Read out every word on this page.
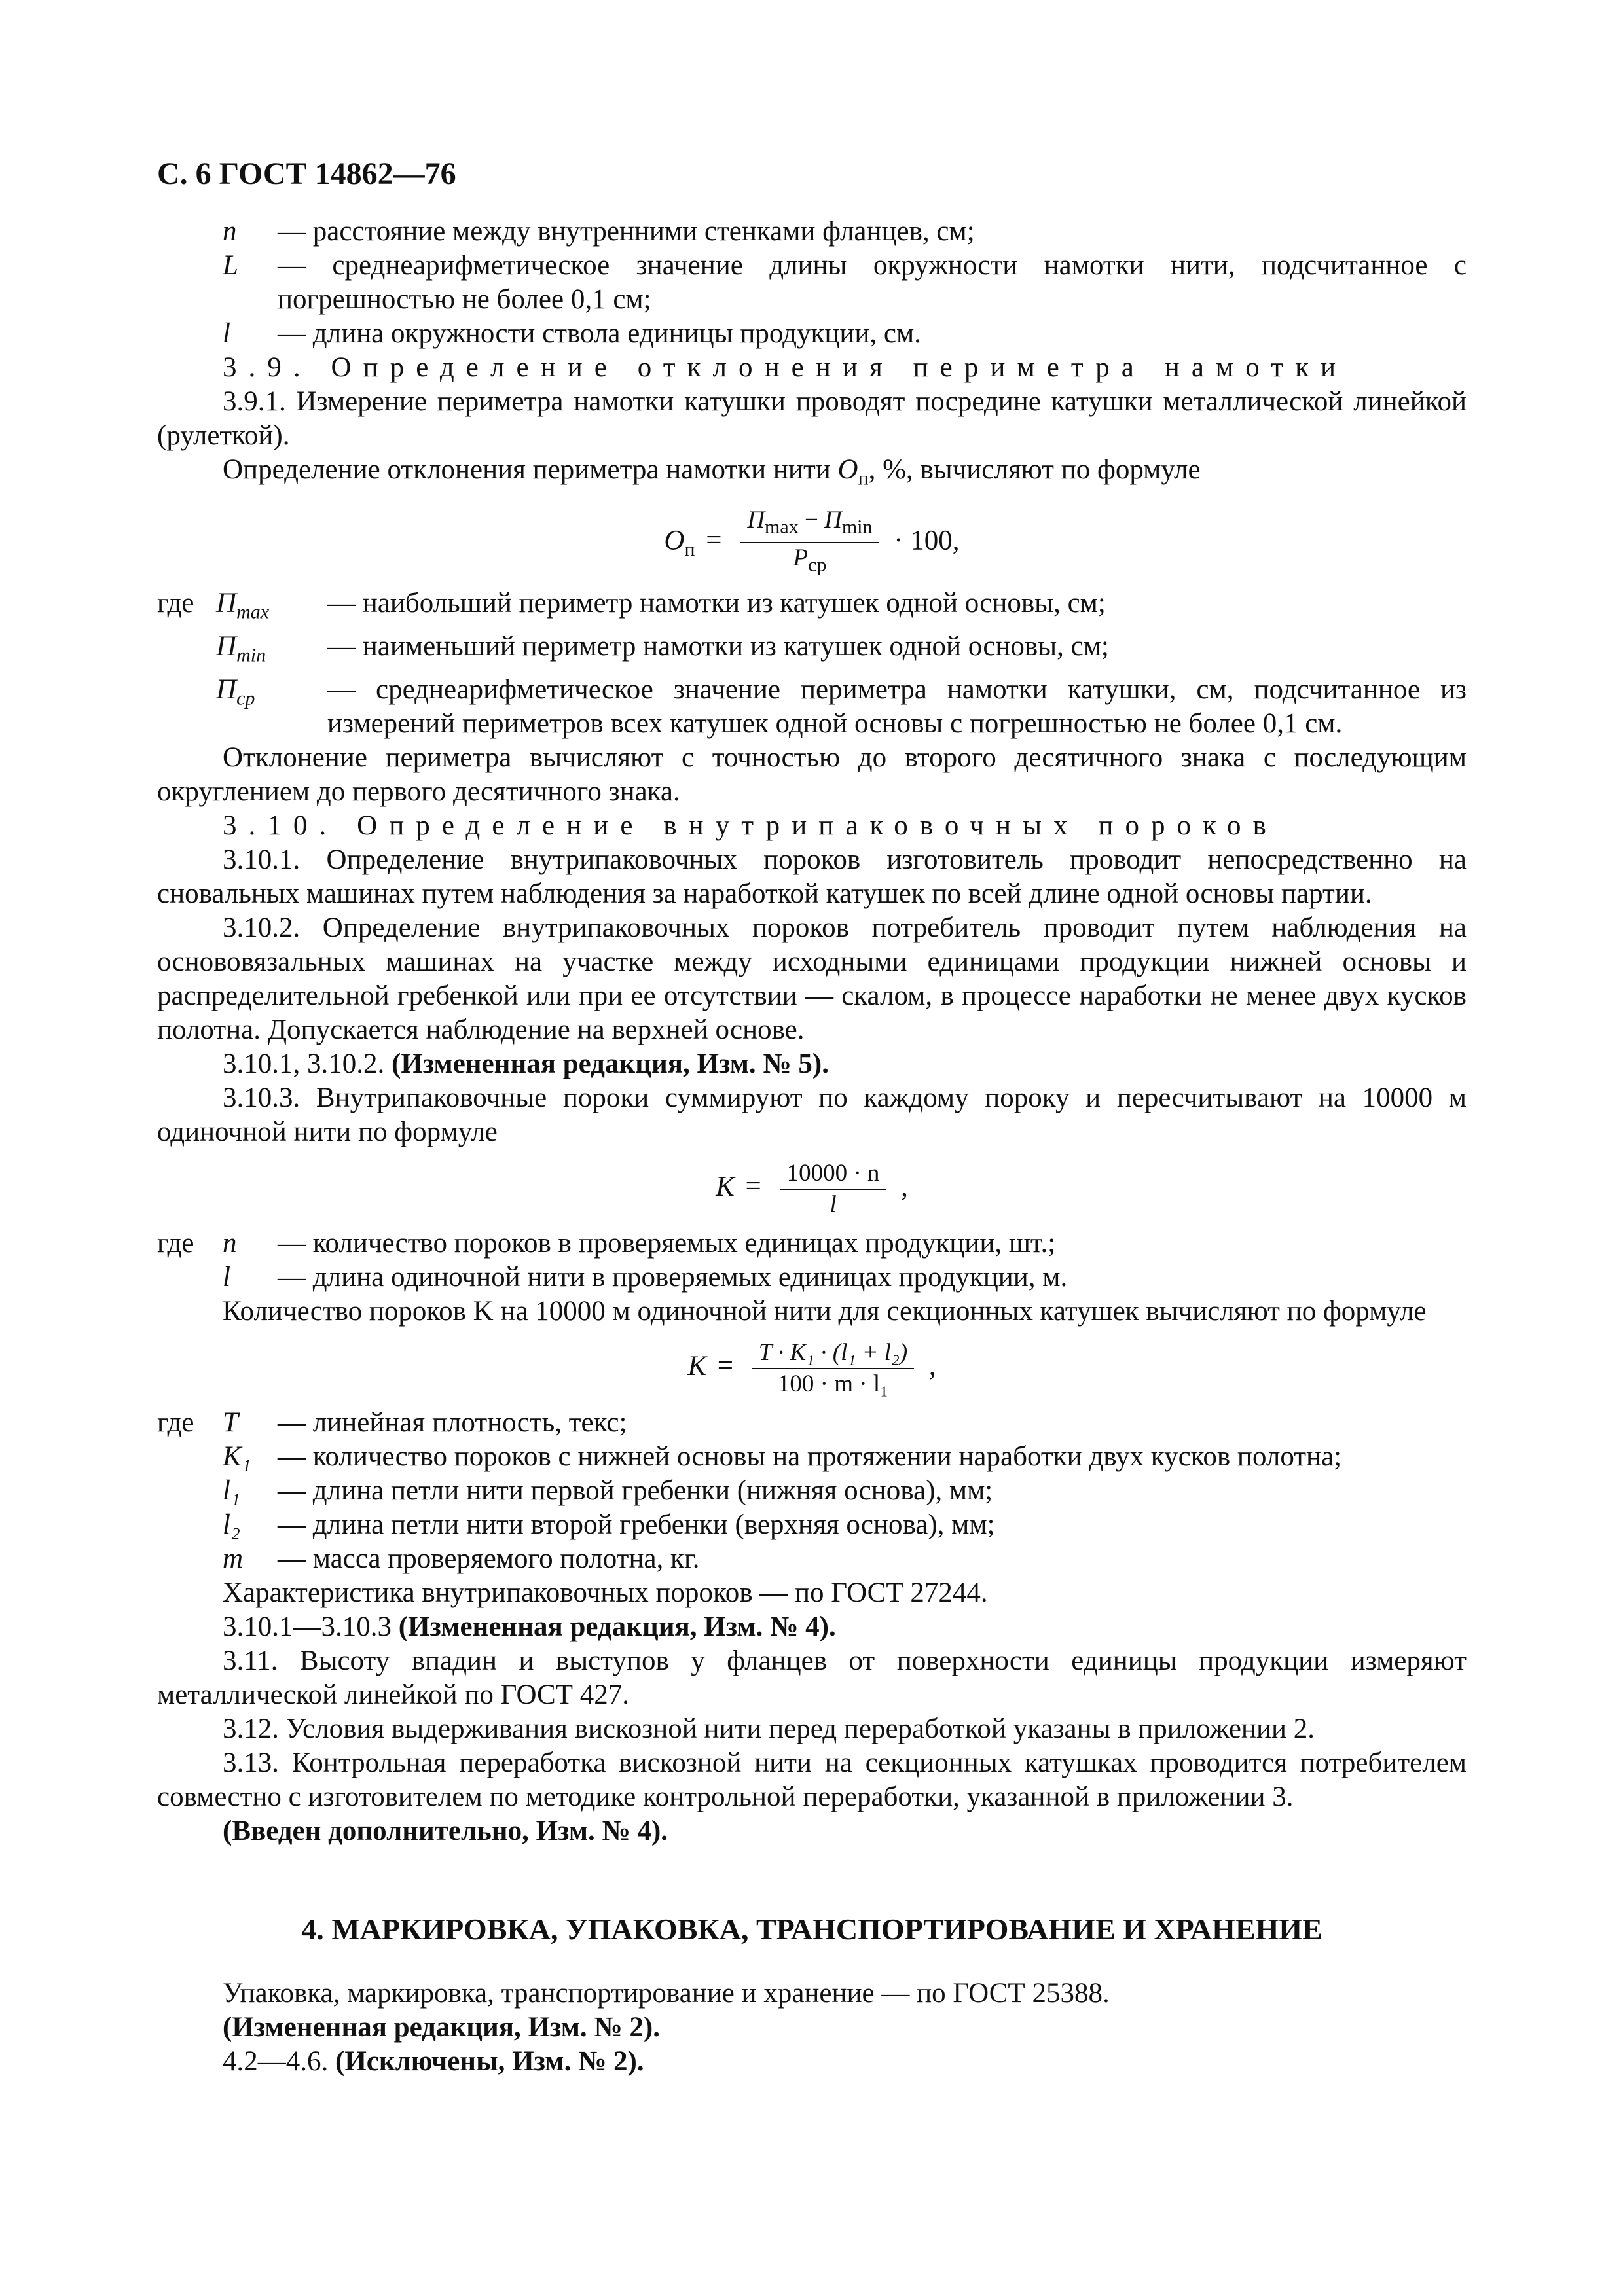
С. 6 ГОСТ 14862—76
n	— расстояние между внутренними стенками фланцев, см;
L	— среднеарифметическое значение длины окружности намотки нити, подсчитанное с погрешностью не более 0,1 см;
l	— длина окружности ствола единицы продукции, см.
3.9. Определение отклонения периметра намотки
3.9.1. Измерение периметра намотки катушки проводят посредине катушки металлической линейкой (рулеткой).
Определение отклонения периметра намотки нити $О_п$, %, вычисляют по формуле
$О_п = \frac{П_{max} - П_{min}}{P_{ср}} \cdot 100$,
где $П_{max}$	— наибольший периметр намотки из катушек одной основы, см;
$П_{min}$	— наименьший периметр намотки из катушек одной основы, см;
$П_{ср}$	— среднеарифметическое значение периметра намотки катушки, см, подсчитанное из измерений периметров всех катушек одной основы с погрешностью не более 0,1 см.
Отклонение периметра вычисляют с точностью до второго десятичного знака с последующим округлением до первого десятичного знака.
3.10. Определение внутрипаковочных пороков
3.10.1. Определение внутрипаковочных пороков изготовитель проводит непосредственно на сновальных машинах путем наблюдения за наработкой катушек по всей длине одной основы партии.
3.10.2. Определение внутрипаковочных пороков потребитель проводит путем наблюдения на основовязальных машинах на участке между исходными единицами продукции нижней основы и распределительной гребенкой или при ее отсутствии — скалом, в процессе наработки не менее двух кусков полотна. Допускается наблюдение на верхней основе.
3.10.1, 3.10.2. (Измененная редакция, Изм. № 5).
3.10.3. Внутрипаковочные пороки суммируют по каждому пороку и пересчитывают на 10000 м одиночной нити по формуле
$K = \frac{10000 \cdot n}{l}$ ,
где	n	— количество пороков в проверяемых единицах продукции, шт.;
l	— длина одиночной нити в проверяемых единицах продукции, м.
Количество пороков K на 10000 м одиночной нити для секционных катушек вычисляют по формуле
$K = \frac{\text{T · K₁ · (l₁ + l₂)}}{\text{100 · m · l₁}}$ ,
где	T	— линейная плотность, текс;
K₁ — количество пороков с нижней основы на протяжении наработки двух кусков полотна;
l₁	— длина петли нити первой гребенки (нижняя основа), мм;
l₂	— длина петли нити второй гребенки (верхняя основа), мм;
m	— масса проверяемого полотна, кг.
Характеристика внутрипаковочных пороков — по ГОСТ 27244.
3.10.1—3.10.3 (Измененная редакция, Изм. № 4).
3.11. Высоту впадин и выступов у фланцев от поверхности единицы продукции измеряют металлической линейкой по ГОСТ 427.
3.12. Условия выдерживания вискозной нити перед переработкой указаны в приложении 2.
3.13. Контрольная переработка вискозной нити на секционных катушках проводится потребителем совместно с изготовителем по методике контрольной переработки, указанной в приложении 3.
(Введен дополнительно, Изм. № 4).
4. МАРКИРОВКА, УПАКОВКА, ТРАНСПОРТИРОВАНИЕ И ХРАНЕНИЕ
Упаковка, маркировка, транспортирование и хранение — по ГОСТ 25388.
(Измененная редакция, Изм. № 2).
4.2—4.6. (Исключены, Изм. № 2).
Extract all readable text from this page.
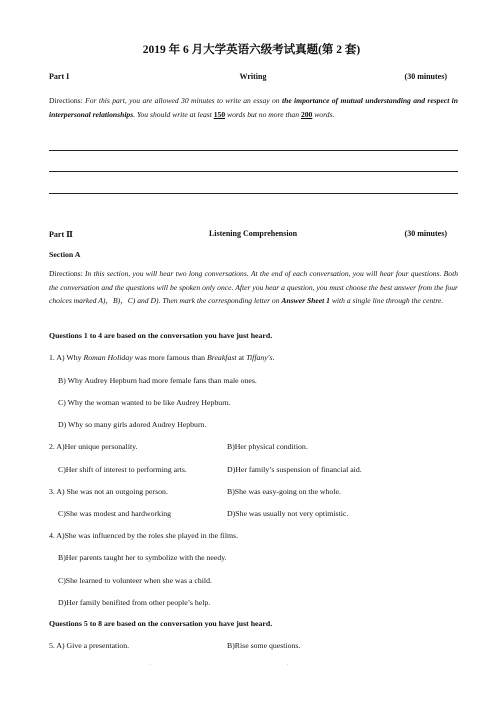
2019 年 6 月大学英语六级考试真题(第 2 套)
Part I	Writing	(30 minutes)
Directions: For this part, you are allowed 30 minutes to write an essay on the importance of mutual understanding and respect in interpersonal relationships. You should write at least 150 words but no more than 200 words.
Part Ⅱ	Listening Comprehension	(30 minutes)
Section A
Directions: In this section, you will hear two long conversations. At the end of each conversation, you will hear four questions. Both the conversation and the questions will be spoken only once. After you hear a question, you must choose the best answer from the four choices marked A)，B)，C) and D). Then mark the corresponding letter on Answer Sheet 1 with a single line through the centre.
Questions 1 to 4 are based on the conversation you have just heard.
1. A) Why Roman Holiday was more famous than Breakfast at Tiffany's.
B) Why Audrey Hepburn had more female fans than male ones.
C) Why the woman wanted to be like Audrey Hepburn.
D) Why so many girls adored Audrey Hepburn.
2. A)Her unique personality.	B)Her physical condition.
C)Her shift of interest to performing arts.	D)Her family’s suspension of financial aid.
3. A) She was not an outgoing person.	B)She was easy-going on the whole.
C)She was modest and hardworking	D)She was usually not very optimistic.
4. A)She was influenced by the roles she played in the films.
B)Her parents taught her to symbolize with the needy.
C)She learned to volunteer when she was a child.
D)Her family benifited from other people’s help.
Questions 5 to 8 are based on the conversation you have just heard.
5. A) Give a presentation.	B)Rise some questions.
.	.
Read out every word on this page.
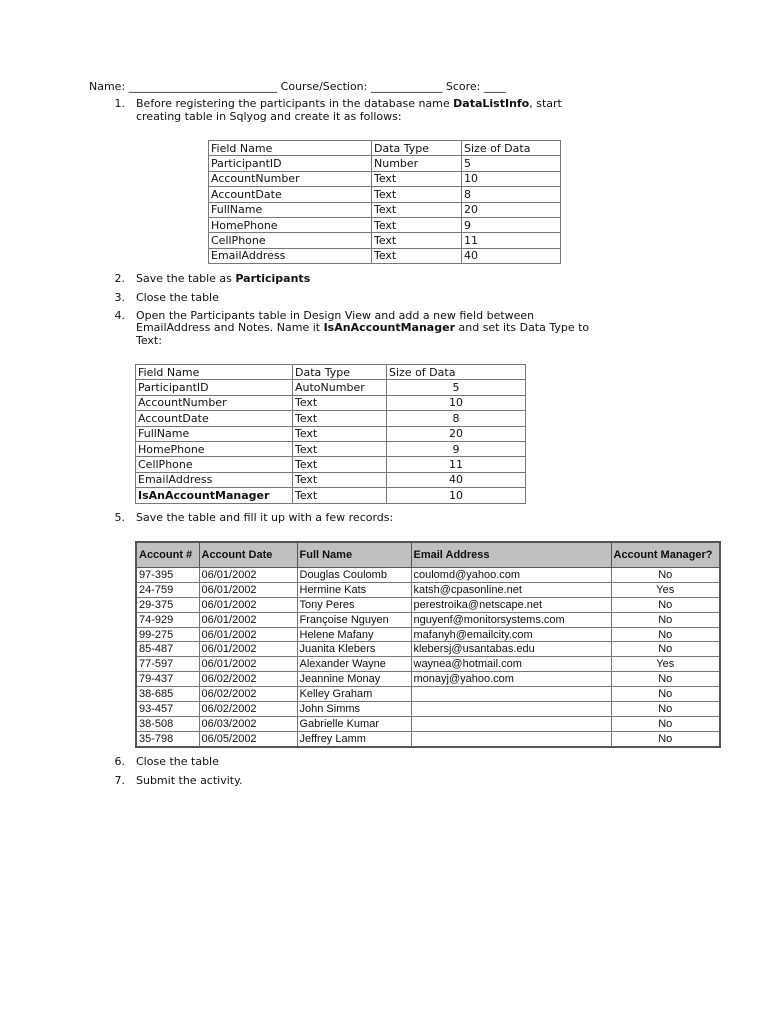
Name: ___________________________ Course/Section: _____________ Score: ____
1. Before registering the participants in the database name DataListInfo, start
creating table in Sqlyog and create it as follows:
Field Name	Data Type	Size of Data
ParticipantID	Number	5
AccountNumber	Text	10
AccountDate	Text	8
FullName	Text	20
HomePhone	Text	9
CellPhone	Text	11
EmailAddress	Text	40
2. Save the table as Participants
3. Close the table
4. Open the Participants table in Design View and add a new field between
EmailAddress and Notes. Name it IsAnAccountManager and set its Data Type to
Text:
Field Name	Data Type	Size of Data
ParticipantID	AutoNumber	5
AccountNumber	Text	10
AccountDate	Text	8
FullName	Text	20
HomePhone	Text	9
CellPhone	Text	11
EmailAddress	Text	40
IsAnAccountManager	Text	10
5. Save the table and fill it up with a few records:
Account #	Account Date	Full Name	Email Address	Account Manager?
97-395	06/01/2002	Douglas Coulomb	coulomd@yahoo.com	No
24-759	06/01/2002	Hermine Kats	katsh@cpasonline.net	Yes
29-375	06/01/2002	Tony Peres	perestroika@netscape.net	No
74-929	06/01/2002	Françoise Nguyen	nguyenf@monitorsystems.com	No
99-275	06/01/2002	Helene Mafany	mafanyh@emailcity.com	No
85-487	06/01/2002	Juanita Klebers	klebersj@usantabas.edu	No
77-597	06/01/2002	Alexander Wayne	waynea@hotmail.com	Yes
79-437	06/02/2002	Jeannine Monay	monayj@yahoo.com	No
38-685	06/02/2002	Kelley Graham		No
93-457	06/02/2002	John Simms		No
38-508	06/03/2002	Gabrielle Kumar		No
35-798	06/05/2002	Jeffrey Lamm		No
6. Close the table
7. Submit the activity.
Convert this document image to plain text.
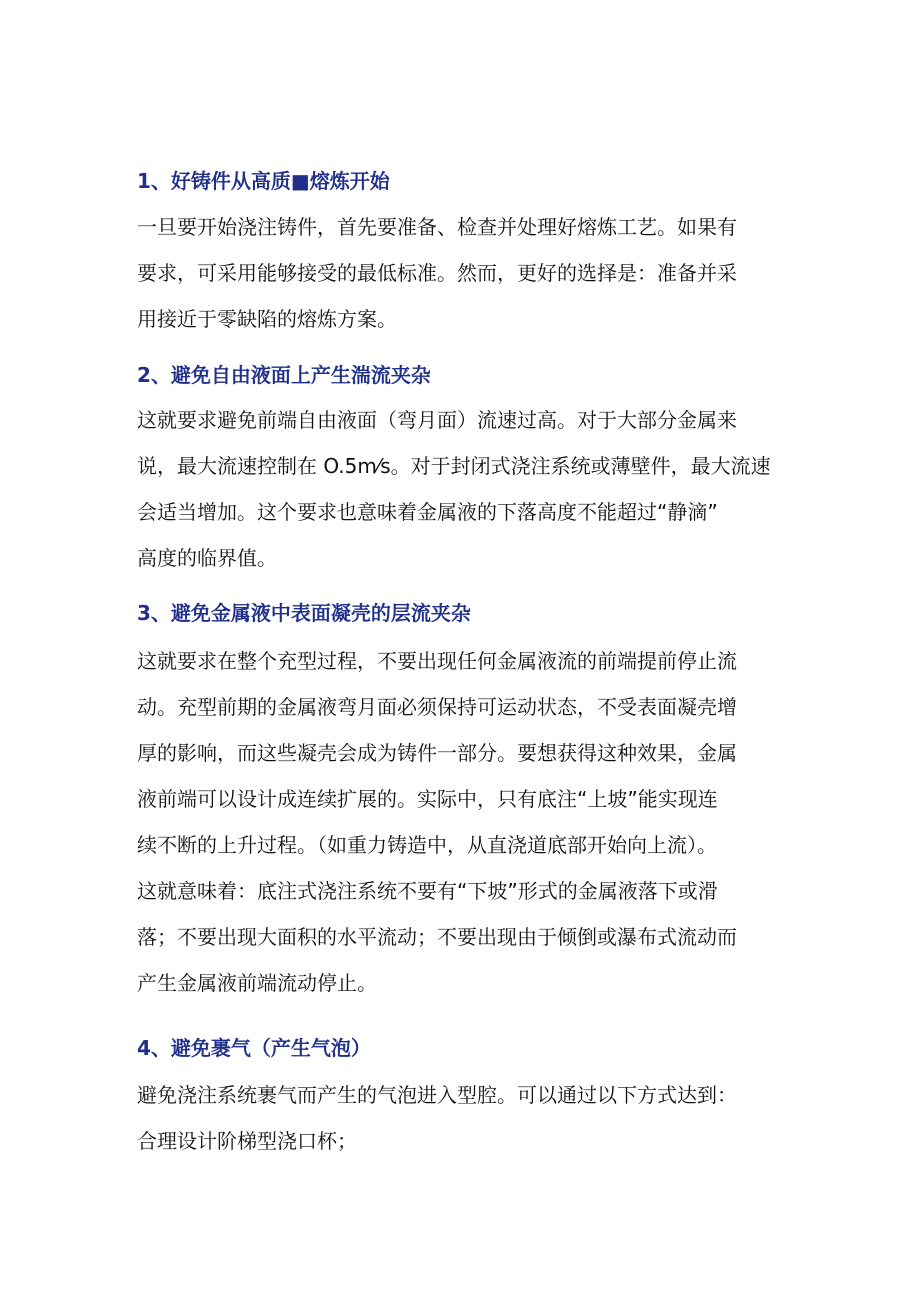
1、好铸件从高质■熔炼开始
一旦要开始浇注铸件，首先要准备、检查并处理好熔炼工艺。如果有
要求，可采用能够接受的最低标准。然而，更好的选择是：准备并采
用接近于零缺陷的熔炼方案。
2、避免自由液面上产生湍流夹杂
这就要求避免前端自由液面（弯月面）流速过高。对于大部分金属来
说，最大流速控制在 O.5m⁄s。对于封闭式浇注系统或薄壁件，最大流速
会适当增加。这个要求也意味着金属液的下落高度不能超过“静滴”
高度的临界值。
3、避免金属液中表面凝壳的层流夹杂
这就要求在整个充型过程，不要出现任何金属液流的前端提前停止流
动。充型前期的金属液弯月面必须保持可运动状态，不受表面凝壳增
厚的影响，而这些凝壳会成为铸件一部分。要想获得这种效果，金属
液前端可以设计成连续扩展的。实际中，只有底注“上坡”能实现连
续不断的上升过程。（如重力铸造中，从直浇道底部开始向上流）。
这就意味着：底注式浇注系统不要有“下坡”形式的金属液落下或滑
落；不要出现大面积的水平流动；不要出现由于倾倒或瀑布式流动而
产生金属液前端流动停止。
4、避免裹气（产生气泡）
避免浇注系统裹气而产生的气泡进入型腔。可以通过以下方式达到：
合理设计阶梯型浇口杯；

● ● ●

OBJECTIVE:
Check every line in the material above for the string "среднеарифметическое", then give only the number of lines that have it.

ANSWER FOR THE TASK:
2